» RECORDS SHOWN:
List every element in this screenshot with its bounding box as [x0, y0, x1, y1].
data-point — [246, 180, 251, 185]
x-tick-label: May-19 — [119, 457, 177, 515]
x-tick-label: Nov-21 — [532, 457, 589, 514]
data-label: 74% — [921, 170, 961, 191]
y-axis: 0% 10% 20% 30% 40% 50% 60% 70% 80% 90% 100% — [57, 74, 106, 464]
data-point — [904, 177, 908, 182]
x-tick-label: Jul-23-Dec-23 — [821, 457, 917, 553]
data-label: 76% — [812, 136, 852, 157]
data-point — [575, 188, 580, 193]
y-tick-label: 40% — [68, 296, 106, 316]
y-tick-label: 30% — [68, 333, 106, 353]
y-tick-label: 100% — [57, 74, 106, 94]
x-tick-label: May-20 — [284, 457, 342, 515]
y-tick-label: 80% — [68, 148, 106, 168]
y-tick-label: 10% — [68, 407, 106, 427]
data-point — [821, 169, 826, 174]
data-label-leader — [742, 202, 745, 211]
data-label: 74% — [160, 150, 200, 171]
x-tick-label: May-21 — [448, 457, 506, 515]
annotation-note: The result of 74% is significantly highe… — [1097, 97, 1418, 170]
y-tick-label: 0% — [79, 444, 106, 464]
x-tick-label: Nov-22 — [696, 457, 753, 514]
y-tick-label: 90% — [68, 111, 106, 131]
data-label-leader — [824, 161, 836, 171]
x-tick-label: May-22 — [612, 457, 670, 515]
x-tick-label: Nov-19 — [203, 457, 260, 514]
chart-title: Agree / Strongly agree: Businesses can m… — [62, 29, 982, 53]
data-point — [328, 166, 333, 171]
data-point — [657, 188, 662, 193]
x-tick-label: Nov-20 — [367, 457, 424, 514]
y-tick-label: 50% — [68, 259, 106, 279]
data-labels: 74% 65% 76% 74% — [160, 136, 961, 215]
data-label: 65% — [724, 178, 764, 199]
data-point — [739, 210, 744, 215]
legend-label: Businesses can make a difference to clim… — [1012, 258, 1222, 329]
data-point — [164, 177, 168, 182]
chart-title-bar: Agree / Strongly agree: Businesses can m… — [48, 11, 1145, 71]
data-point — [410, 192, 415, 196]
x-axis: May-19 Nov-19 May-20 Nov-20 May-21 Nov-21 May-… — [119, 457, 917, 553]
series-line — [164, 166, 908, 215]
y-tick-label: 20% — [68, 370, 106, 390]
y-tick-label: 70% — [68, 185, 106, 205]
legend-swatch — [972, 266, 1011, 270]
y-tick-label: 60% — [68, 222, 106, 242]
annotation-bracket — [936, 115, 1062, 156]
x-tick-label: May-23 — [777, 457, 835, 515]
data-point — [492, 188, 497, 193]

» GIVEN TASK:
Reproduce word for word the part of the material that runs from its first line through the line containing "data-label: 76% — [812, 136, 852, 157]", with both ends included.

» TASK OUTPUT:
List every element in this screenshot with its bounding box as [x0, y0, x1, y1].
data-point — [246, 180, 251, 185]
x-tick-label: May-19 — [119, 457, 177, 515]
x-tick-label: Nov-21 — [532, 457, 589, 514]
data-label: 74% — [921, 170, 961, 191]
y-axis: 0% 10% 20% 30% 40% 50% 60% 70% 80% 90% 100% — [57, 74, 106, 464]
data-point — [904, 177, 908, 182]
x-tick-label: Jul-23-Dec-23 — [821, 457, 917, 553]
data-label: 76% — [812, 136, 852, 157]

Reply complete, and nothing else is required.